* **Task requirements**:
Extract each line from the entries below that has the string "marker" in it.

* **Data entries**:
'''
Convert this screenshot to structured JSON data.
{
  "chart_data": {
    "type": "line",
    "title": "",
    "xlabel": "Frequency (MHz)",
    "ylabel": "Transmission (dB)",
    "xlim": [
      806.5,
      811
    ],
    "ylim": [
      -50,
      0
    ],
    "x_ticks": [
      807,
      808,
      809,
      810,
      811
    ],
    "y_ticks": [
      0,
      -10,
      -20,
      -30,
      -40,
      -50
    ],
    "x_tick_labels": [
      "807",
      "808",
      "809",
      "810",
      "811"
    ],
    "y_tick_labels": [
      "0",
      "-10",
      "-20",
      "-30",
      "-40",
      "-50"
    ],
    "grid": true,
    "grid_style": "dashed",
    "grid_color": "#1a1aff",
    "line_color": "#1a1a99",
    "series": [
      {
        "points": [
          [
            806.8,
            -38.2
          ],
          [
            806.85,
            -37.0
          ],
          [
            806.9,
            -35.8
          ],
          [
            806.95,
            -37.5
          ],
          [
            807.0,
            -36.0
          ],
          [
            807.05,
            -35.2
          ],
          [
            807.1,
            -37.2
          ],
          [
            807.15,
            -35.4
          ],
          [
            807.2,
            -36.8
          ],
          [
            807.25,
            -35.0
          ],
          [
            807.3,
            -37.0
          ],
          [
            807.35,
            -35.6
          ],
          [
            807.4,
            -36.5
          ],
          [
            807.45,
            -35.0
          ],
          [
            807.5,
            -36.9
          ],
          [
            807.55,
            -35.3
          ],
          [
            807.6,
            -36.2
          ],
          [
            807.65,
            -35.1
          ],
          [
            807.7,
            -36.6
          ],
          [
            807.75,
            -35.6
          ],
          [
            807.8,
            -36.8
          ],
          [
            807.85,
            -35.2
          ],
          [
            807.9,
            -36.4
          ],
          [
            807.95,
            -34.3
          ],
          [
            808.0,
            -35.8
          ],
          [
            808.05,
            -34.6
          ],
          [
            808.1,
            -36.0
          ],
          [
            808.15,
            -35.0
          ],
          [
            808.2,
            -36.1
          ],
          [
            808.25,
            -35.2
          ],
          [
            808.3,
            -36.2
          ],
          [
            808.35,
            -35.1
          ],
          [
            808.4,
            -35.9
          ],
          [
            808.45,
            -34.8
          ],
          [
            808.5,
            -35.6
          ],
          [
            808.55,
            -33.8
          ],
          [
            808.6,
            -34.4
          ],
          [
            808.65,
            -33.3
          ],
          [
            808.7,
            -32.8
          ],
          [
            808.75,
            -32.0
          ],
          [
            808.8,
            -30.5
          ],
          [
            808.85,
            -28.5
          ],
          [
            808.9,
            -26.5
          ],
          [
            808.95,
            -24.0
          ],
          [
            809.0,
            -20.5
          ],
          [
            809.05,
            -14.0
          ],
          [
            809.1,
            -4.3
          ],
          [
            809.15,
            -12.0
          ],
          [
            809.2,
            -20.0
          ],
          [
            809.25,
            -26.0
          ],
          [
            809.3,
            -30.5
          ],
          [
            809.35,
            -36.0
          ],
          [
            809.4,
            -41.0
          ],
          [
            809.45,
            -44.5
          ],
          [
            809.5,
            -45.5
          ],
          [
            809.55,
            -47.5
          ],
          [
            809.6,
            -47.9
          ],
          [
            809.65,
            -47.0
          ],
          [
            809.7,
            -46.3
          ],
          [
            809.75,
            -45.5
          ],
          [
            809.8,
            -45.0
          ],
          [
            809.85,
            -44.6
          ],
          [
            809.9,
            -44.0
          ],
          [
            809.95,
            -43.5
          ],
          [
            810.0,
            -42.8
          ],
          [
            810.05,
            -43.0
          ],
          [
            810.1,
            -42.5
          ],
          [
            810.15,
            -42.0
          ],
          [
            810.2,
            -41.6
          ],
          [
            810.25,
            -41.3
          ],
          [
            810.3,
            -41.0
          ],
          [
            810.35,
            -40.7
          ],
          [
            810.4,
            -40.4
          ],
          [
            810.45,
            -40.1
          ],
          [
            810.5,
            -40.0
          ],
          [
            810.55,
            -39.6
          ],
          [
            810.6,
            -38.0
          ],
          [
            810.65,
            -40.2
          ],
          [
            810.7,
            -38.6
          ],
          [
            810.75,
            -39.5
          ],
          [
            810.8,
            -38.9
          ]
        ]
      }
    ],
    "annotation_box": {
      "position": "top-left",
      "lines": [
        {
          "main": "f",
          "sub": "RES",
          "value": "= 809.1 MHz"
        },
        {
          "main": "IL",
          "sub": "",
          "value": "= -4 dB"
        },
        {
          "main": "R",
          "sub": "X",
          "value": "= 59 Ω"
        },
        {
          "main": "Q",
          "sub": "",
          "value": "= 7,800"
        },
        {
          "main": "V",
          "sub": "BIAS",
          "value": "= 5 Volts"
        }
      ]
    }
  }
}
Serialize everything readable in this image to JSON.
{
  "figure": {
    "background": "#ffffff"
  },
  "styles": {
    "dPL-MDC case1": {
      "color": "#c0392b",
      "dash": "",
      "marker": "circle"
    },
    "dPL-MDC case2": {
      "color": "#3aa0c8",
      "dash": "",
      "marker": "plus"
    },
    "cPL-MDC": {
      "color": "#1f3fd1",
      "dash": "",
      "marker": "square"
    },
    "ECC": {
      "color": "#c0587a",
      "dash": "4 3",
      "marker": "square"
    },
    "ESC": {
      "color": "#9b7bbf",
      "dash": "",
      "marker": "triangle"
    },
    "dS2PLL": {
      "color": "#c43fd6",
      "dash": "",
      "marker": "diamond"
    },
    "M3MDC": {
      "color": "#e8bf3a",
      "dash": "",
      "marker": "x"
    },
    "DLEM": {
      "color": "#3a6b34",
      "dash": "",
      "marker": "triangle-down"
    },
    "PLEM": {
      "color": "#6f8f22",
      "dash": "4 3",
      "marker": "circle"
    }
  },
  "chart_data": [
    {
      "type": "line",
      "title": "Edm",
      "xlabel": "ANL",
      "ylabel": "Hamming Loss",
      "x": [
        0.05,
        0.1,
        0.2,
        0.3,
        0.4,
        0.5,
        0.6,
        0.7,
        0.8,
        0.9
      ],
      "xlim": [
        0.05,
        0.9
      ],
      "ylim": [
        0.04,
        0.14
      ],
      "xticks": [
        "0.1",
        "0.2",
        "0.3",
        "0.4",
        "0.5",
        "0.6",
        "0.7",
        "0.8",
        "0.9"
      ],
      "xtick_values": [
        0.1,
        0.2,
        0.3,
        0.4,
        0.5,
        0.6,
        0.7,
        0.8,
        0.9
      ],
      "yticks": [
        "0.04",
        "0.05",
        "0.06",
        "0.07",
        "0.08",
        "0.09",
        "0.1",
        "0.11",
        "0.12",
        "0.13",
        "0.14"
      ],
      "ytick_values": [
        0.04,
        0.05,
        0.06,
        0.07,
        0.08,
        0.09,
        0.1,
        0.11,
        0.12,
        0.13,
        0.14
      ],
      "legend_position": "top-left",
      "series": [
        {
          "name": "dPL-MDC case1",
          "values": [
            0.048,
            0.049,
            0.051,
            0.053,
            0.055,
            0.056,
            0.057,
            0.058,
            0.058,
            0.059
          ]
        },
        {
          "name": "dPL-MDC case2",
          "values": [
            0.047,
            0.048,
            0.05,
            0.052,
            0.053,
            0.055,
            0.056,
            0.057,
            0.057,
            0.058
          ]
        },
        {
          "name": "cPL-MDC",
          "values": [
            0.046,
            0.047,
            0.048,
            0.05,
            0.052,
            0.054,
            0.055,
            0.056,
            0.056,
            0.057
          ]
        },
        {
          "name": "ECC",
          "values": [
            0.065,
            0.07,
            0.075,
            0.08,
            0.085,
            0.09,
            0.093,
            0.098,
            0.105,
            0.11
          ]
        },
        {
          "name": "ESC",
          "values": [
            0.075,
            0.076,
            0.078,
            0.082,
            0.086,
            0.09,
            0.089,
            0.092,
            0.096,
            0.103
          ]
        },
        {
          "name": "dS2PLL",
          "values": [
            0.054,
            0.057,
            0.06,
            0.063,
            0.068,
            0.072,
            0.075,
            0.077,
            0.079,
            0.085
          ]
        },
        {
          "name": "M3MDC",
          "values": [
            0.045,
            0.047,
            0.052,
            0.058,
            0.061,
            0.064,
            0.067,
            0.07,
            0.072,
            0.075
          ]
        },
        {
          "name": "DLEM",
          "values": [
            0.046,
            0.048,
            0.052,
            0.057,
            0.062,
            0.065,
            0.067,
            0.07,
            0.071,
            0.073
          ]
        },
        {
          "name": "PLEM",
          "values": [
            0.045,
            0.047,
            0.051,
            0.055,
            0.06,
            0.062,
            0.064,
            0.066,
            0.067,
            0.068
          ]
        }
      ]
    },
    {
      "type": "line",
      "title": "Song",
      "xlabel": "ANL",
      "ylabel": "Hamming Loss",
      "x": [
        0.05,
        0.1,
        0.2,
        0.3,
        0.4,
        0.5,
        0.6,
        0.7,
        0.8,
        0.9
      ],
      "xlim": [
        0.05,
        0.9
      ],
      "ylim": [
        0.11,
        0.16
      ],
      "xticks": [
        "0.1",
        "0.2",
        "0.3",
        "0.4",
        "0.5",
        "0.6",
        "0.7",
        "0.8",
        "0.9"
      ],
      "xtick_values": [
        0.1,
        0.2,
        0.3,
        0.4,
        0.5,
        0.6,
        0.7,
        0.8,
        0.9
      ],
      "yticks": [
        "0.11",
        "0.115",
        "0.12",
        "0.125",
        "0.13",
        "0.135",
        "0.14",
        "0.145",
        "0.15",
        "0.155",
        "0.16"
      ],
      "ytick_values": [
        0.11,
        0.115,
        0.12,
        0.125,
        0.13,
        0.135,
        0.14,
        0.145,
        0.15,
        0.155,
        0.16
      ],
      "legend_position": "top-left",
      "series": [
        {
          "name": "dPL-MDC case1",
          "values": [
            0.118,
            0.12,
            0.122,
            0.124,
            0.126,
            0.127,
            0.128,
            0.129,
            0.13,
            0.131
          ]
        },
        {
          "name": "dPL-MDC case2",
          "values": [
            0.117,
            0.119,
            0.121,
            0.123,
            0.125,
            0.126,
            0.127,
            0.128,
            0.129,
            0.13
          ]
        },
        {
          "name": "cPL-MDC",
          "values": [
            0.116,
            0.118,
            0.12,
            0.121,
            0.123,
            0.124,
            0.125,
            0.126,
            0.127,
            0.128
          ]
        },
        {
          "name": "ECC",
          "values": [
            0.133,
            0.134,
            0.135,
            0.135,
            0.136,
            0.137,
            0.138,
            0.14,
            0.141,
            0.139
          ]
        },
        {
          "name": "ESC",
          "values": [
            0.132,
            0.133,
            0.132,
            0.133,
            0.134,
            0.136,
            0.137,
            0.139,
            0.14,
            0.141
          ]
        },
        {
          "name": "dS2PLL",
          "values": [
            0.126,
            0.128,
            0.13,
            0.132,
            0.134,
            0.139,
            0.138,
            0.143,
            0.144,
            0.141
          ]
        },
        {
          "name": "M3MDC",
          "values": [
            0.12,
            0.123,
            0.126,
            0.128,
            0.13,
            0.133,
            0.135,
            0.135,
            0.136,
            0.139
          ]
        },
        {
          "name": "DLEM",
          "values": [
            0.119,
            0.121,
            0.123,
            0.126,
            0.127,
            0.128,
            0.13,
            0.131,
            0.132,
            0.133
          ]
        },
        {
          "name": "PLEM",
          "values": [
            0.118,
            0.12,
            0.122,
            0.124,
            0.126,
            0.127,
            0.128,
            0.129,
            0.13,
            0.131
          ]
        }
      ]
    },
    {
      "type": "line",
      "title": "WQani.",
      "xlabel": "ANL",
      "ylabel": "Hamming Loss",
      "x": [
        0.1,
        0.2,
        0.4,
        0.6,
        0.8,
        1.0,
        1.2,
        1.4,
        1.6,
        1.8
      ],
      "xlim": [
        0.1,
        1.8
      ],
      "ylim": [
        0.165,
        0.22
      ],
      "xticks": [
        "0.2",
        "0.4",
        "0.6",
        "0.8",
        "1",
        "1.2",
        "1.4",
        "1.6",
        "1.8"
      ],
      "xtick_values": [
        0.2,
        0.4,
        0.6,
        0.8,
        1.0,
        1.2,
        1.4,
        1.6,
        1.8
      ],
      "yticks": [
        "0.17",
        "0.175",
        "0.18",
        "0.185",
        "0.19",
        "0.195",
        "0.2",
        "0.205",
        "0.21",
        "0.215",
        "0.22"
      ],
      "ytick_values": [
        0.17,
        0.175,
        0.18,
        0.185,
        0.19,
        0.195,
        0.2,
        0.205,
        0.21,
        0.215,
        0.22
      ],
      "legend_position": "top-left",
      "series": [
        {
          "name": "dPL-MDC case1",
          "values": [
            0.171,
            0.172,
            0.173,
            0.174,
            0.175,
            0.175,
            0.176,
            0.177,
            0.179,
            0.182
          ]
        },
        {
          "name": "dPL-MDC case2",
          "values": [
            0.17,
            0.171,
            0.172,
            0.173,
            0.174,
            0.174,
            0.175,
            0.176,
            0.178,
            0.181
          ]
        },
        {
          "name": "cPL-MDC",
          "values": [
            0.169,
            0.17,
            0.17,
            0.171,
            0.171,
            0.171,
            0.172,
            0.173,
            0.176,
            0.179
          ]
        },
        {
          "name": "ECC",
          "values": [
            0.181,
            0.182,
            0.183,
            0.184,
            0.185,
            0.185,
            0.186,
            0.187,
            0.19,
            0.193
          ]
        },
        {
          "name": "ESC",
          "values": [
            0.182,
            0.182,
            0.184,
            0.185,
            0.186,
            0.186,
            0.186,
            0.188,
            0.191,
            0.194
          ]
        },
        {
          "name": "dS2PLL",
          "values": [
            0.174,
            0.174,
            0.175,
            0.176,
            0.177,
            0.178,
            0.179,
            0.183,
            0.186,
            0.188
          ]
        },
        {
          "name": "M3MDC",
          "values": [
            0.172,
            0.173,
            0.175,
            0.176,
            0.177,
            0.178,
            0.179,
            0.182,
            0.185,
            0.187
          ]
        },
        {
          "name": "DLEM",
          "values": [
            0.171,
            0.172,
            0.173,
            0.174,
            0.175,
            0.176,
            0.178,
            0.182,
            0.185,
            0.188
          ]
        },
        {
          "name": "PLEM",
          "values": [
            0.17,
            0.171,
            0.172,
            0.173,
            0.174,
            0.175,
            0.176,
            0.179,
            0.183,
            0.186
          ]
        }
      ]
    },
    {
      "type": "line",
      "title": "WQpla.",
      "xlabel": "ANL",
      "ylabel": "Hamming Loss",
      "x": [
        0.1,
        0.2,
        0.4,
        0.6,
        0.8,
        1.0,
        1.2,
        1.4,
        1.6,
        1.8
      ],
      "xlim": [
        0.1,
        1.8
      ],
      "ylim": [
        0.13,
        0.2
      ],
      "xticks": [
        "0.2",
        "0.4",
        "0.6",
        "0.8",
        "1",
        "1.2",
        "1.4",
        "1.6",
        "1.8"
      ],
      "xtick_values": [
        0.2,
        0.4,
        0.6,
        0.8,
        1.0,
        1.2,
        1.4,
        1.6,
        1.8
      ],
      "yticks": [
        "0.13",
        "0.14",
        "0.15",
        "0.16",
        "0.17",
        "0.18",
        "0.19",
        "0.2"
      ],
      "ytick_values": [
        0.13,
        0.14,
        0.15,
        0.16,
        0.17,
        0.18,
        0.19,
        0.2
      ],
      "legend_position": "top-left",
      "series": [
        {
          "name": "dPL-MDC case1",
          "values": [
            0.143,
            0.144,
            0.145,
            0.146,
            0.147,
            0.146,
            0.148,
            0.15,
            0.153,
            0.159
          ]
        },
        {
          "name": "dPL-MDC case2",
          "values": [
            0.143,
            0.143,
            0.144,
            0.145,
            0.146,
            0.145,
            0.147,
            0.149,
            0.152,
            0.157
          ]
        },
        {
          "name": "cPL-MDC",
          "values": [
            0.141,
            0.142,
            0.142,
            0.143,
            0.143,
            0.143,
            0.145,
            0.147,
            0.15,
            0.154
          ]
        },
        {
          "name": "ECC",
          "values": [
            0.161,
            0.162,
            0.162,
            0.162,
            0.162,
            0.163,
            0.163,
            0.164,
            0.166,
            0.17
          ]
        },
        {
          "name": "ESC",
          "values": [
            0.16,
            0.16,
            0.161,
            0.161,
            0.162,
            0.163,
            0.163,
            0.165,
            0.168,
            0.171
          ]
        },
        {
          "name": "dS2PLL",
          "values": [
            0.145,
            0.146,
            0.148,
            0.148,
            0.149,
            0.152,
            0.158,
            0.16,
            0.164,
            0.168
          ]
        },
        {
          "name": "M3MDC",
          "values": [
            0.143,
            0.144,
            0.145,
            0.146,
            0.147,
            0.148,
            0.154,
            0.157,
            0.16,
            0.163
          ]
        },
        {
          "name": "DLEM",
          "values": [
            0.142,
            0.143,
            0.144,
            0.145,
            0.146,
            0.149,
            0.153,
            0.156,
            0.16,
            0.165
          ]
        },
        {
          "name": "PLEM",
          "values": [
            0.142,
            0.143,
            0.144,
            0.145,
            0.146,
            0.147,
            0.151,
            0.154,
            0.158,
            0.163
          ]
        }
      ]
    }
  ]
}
'''
* **Expected answer**:
      "marker": "circle"
      "marker": "plus"
      "marker": "square"
      "marker": "square"
      "marker": "triangle"
      "marker": "diamond"
      "marker": "x"
      "marker": "triangle-down"
      "marker": "circle"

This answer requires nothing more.